- Work to be completed:
Check each line of the material below, and copy it if it holds the string "name".

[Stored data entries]
>> start
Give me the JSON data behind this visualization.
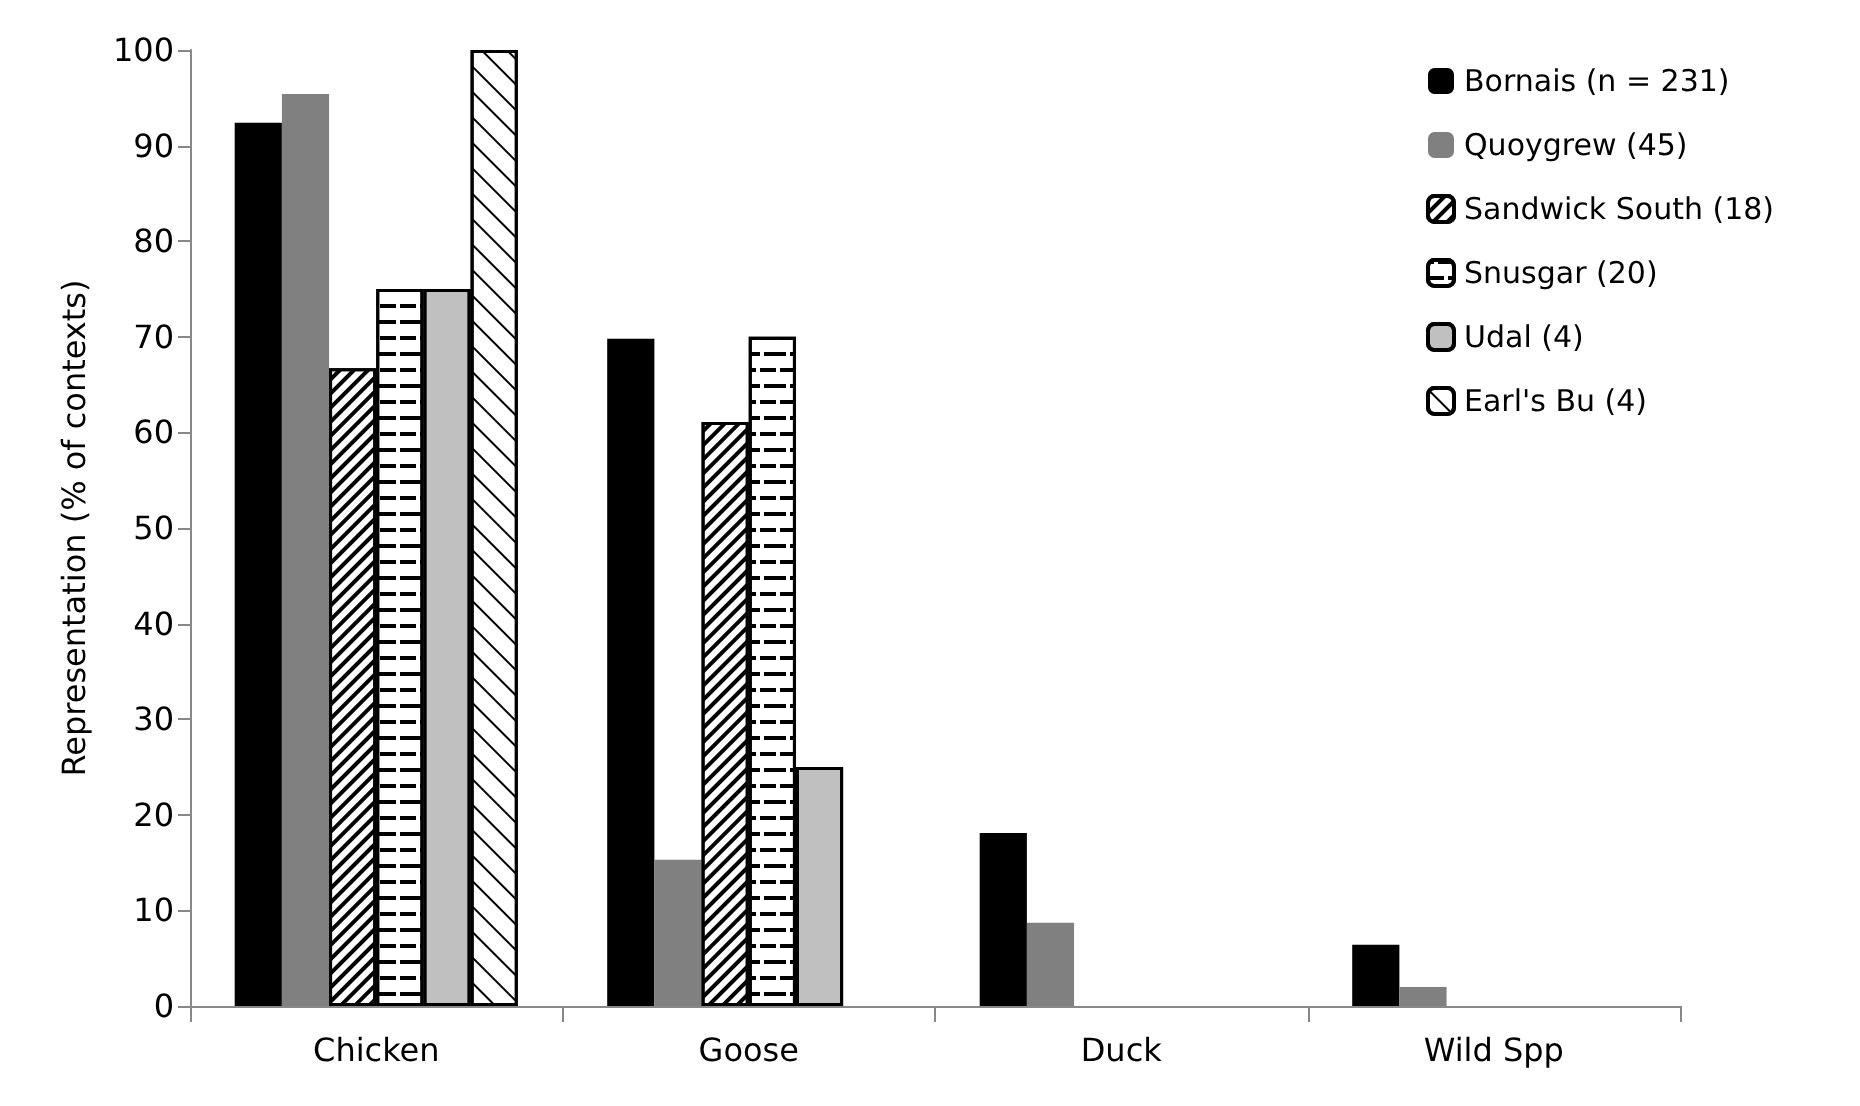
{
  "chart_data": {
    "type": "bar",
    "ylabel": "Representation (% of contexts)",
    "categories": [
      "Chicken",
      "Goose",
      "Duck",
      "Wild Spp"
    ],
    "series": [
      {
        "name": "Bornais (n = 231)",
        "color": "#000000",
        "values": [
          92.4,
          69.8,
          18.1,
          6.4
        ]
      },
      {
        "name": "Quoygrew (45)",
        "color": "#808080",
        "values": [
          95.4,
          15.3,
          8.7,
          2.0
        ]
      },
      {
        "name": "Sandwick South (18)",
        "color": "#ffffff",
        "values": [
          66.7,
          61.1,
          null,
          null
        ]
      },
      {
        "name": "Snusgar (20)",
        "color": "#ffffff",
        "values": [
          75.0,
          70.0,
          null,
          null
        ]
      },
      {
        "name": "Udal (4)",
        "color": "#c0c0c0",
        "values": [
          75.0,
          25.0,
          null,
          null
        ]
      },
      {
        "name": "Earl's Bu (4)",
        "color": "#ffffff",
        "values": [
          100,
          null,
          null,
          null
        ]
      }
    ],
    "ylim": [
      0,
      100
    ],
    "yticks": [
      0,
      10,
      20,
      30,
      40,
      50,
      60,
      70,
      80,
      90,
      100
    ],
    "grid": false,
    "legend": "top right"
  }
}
>> end
- Exercise result:
        "name": "Bornais (n = 231)",
        "name": "Quoygrew (45)",
        "name": "Sandwick South (18)",
        "name": "Snusgar (20)",
        "name": "Udal (4)",
        "name": "Earl's Bu (4)",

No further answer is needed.